• [GIVEN INSTRUCTION]
Check each line of the material. Copy those containing "Forrester".

********************

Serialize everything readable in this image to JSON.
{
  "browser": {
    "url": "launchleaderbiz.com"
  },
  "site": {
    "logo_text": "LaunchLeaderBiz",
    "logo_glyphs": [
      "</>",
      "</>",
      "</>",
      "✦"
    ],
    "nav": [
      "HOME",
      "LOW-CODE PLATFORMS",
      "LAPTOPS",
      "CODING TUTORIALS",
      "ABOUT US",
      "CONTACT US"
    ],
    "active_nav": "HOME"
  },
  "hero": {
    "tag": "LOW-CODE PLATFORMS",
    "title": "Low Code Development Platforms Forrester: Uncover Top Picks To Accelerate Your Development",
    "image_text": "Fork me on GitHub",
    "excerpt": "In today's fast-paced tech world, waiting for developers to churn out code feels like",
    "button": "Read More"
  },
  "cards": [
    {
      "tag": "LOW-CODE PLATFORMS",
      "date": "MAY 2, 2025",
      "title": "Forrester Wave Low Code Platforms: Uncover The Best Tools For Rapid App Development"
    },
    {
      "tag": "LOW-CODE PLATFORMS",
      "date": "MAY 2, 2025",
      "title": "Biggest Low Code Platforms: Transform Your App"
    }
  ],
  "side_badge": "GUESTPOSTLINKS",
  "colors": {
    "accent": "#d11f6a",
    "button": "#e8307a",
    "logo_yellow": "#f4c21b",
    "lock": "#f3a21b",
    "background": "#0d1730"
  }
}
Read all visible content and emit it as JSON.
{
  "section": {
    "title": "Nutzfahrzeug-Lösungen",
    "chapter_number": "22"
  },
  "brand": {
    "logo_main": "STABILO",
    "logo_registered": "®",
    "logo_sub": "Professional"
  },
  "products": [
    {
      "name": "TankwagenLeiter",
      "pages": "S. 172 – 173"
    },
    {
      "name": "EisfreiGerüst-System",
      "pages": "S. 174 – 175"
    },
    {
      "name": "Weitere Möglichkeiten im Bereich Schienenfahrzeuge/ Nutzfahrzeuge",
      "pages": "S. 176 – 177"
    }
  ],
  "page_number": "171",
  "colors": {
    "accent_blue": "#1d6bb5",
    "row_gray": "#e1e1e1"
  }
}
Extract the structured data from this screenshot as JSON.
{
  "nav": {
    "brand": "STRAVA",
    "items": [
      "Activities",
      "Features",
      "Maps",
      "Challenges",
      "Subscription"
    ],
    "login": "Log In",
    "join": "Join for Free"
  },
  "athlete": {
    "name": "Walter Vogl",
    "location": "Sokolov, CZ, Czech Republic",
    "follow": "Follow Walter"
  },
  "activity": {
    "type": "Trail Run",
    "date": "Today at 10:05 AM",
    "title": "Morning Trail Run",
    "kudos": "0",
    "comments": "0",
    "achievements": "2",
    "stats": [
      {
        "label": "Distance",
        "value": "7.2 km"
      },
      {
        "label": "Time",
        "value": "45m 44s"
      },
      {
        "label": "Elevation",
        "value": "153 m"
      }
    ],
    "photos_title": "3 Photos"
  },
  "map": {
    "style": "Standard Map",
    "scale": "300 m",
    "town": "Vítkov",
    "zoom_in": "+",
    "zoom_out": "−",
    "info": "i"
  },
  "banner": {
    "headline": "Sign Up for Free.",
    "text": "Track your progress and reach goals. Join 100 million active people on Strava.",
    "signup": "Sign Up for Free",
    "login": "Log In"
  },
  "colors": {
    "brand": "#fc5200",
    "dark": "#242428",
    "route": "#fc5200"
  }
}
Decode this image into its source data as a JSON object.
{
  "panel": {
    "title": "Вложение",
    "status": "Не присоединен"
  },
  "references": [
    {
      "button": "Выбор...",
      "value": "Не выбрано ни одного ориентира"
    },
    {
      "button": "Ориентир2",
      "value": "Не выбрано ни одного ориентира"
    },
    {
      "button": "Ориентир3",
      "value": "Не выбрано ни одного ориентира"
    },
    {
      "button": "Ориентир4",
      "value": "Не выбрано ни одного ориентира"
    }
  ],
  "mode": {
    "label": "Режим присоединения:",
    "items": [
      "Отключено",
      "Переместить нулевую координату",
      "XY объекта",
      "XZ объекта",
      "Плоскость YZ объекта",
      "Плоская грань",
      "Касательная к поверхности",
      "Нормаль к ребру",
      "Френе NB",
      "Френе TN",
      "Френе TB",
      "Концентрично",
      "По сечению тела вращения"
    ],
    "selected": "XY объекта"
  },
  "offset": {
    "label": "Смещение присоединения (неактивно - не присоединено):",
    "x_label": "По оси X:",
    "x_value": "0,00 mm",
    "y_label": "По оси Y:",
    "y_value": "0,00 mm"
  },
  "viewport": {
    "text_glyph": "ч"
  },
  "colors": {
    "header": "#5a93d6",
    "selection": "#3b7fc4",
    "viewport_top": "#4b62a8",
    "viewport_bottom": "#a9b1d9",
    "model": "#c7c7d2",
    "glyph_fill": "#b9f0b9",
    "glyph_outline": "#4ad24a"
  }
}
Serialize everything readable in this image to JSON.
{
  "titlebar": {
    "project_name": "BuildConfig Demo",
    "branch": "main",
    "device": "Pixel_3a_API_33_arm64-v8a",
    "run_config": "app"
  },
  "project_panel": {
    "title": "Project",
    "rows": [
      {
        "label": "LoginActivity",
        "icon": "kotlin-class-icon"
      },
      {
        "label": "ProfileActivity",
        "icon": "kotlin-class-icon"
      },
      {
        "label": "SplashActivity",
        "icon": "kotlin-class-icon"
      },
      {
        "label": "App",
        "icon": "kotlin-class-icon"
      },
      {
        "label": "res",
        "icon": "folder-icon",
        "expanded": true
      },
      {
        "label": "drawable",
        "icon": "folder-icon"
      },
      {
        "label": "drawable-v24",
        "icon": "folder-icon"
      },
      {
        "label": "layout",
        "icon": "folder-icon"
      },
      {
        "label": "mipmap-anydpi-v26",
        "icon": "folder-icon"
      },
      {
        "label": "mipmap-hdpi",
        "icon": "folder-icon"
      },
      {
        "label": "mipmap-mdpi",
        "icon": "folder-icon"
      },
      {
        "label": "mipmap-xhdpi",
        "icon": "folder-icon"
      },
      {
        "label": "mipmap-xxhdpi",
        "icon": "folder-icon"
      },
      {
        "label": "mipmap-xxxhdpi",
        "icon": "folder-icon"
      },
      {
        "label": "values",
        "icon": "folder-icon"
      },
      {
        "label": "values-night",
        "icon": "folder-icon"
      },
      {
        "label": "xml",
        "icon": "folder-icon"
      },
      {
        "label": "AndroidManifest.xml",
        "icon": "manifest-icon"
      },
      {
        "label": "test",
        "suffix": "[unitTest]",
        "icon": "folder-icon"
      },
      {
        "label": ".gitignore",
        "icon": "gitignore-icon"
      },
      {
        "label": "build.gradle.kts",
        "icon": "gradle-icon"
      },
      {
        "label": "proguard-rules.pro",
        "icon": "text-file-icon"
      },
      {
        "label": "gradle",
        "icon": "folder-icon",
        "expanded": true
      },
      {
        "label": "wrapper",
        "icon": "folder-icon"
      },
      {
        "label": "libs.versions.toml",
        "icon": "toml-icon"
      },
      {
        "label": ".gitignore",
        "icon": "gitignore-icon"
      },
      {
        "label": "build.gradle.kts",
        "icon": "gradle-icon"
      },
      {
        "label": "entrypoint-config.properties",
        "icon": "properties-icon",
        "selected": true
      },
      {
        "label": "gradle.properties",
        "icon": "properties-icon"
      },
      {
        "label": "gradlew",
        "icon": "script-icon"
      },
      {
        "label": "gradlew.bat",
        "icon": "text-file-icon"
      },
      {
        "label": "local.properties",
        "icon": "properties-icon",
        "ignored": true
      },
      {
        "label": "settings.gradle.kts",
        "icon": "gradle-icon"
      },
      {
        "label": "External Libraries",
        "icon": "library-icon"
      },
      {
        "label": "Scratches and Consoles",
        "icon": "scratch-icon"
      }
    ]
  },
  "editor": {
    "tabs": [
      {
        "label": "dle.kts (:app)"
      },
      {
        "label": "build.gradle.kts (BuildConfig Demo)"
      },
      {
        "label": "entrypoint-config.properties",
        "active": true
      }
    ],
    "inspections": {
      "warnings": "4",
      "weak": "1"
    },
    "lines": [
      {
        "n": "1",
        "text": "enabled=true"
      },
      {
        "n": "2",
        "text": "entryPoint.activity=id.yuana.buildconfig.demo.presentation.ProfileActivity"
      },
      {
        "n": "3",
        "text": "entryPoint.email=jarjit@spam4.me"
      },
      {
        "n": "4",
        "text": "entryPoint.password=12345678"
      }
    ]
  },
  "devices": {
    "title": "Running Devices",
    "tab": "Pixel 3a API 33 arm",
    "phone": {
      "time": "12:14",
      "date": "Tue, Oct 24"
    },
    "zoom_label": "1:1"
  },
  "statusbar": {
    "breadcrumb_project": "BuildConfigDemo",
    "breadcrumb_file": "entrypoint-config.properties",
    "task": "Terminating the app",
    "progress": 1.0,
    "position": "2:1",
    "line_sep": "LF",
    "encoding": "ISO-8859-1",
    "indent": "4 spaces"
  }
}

********************

• [SOLUTION TO THIS TASK]
    "title": "Low Code Development Platforms Forrester: Uncover Top Picks To Accelerate Your Development",
      "title": "Forrester Wave Low Code Platforms: Uncover The Best Tools For Rapid App Development"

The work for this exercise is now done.